» **Exercise prompt**:
Pick out the lines below that contain the string "make" and copy them all.

» **Dataset rows**:
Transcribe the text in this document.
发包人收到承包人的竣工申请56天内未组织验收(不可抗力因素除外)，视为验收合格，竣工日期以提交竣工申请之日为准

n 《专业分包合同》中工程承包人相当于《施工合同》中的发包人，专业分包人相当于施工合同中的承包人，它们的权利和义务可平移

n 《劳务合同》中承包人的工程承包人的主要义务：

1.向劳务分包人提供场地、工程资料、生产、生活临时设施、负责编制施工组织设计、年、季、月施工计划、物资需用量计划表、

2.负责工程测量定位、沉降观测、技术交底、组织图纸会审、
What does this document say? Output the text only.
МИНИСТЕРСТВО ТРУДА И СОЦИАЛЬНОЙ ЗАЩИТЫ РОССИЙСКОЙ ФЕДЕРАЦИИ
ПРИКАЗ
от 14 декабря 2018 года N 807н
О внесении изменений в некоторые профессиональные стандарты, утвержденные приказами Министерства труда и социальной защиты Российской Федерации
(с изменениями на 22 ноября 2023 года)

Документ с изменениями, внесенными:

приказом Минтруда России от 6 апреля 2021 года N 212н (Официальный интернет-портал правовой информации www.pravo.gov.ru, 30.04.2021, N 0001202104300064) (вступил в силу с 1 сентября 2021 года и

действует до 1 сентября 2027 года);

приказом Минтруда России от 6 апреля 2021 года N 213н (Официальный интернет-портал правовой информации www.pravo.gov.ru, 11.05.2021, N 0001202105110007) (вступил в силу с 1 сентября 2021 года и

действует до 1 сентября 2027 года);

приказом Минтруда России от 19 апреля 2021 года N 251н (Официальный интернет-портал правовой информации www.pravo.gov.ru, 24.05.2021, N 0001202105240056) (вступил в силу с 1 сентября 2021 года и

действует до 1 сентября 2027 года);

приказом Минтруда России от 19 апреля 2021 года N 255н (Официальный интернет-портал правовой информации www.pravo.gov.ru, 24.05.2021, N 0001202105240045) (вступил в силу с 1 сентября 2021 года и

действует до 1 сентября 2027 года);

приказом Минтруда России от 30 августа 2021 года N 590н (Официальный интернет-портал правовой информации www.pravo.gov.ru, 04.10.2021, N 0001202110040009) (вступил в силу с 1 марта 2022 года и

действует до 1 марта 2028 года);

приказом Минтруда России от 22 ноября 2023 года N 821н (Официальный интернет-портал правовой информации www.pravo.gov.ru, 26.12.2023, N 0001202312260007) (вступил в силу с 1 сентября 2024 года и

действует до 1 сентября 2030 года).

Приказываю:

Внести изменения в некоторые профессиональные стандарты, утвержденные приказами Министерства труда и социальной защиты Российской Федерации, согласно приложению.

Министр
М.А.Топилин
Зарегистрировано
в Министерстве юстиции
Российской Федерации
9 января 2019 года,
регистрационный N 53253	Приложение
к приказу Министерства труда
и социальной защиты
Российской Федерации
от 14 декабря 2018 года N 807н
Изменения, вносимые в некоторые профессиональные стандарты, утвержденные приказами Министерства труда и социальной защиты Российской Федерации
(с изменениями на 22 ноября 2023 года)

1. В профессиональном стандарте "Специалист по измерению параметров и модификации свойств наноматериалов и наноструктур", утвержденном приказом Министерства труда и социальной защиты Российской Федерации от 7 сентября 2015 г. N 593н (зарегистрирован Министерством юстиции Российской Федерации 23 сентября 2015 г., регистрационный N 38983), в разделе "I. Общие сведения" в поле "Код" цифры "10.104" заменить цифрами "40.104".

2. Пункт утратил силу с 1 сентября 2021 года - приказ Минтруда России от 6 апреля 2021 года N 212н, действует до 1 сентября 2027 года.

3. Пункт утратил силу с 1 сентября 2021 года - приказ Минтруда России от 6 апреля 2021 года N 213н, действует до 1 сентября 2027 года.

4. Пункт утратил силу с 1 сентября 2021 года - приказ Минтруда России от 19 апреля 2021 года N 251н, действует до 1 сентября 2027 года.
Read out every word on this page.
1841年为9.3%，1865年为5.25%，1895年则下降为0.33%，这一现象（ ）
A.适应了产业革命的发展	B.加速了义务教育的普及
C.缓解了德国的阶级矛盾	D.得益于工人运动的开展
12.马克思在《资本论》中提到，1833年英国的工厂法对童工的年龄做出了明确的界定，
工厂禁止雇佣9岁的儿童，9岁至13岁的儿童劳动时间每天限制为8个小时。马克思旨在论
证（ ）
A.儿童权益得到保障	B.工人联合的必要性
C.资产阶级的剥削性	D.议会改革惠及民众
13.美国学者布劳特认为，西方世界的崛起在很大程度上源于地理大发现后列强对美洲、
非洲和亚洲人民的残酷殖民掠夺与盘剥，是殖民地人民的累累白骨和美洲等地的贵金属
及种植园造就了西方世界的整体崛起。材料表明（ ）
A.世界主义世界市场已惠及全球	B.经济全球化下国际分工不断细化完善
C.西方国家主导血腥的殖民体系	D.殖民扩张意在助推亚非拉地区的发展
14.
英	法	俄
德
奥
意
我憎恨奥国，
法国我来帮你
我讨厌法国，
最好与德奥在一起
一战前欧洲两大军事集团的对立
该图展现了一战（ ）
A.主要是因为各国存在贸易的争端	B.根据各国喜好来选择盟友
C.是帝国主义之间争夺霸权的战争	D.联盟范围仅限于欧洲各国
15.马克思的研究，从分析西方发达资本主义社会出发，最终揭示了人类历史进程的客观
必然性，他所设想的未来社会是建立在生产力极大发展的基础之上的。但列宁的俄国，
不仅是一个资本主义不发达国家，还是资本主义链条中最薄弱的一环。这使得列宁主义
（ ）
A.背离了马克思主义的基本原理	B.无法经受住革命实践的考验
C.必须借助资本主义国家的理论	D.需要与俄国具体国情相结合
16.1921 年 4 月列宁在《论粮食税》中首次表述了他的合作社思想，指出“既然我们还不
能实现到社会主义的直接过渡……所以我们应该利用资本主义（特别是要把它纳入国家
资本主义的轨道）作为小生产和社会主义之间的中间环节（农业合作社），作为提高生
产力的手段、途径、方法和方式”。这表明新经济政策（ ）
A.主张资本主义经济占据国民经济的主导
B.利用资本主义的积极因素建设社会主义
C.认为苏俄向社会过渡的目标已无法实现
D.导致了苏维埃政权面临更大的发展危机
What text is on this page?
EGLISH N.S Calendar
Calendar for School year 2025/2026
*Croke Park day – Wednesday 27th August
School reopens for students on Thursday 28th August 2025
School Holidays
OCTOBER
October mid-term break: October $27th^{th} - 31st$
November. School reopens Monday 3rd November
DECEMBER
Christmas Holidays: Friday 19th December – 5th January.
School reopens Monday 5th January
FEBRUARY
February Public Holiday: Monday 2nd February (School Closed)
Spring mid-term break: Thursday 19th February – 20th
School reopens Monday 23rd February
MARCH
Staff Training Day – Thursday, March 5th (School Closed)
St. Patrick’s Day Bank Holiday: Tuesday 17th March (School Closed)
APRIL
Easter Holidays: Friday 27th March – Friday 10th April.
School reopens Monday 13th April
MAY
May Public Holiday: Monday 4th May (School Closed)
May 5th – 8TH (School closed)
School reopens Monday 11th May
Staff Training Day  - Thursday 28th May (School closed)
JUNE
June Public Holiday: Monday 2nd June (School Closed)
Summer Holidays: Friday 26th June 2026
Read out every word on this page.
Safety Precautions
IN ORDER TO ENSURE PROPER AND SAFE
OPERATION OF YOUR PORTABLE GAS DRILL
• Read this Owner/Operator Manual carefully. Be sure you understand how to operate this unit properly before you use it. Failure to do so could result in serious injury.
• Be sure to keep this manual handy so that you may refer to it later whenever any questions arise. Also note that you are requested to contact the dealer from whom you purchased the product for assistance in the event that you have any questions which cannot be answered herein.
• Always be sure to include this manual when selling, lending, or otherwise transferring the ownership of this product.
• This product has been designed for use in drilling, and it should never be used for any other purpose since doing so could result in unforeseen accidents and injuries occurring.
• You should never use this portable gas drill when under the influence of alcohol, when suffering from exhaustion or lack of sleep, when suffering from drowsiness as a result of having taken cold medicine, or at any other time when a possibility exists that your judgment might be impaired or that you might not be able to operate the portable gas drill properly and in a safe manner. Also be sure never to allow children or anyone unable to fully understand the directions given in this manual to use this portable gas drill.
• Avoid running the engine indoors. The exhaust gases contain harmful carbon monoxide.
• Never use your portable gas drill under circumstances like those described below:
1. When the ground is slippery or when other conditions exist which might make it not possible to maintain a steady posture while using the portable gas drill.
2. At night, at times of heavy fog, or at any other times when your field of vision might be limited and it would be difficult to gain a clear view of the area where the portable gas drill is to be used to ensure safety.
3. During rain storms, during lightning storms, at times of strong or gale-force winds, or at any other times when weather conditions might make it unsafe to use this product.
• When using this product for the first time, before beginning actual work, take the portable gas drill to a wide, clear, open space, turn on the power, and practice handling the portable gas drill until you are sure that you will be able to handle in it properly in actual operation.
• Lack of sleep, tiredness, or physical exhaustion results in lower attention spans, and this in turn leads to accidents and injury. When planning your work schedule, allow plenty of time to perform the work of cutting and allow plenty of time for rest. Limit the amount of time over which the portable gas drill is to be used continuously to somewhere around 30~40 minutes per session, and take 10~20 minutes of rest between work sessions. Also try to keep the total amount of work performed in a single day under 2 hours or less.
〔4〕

» **Solution for this exercise**:
1. When the ground is slippery or when other conditions exist which might make it not possible to maintain a steady posture while using the portable gas drill.
3. During rain storms, during lightning storms, at times of strong or gale-force winds, or at any other times when weather conditions might make it unsafe to use this product.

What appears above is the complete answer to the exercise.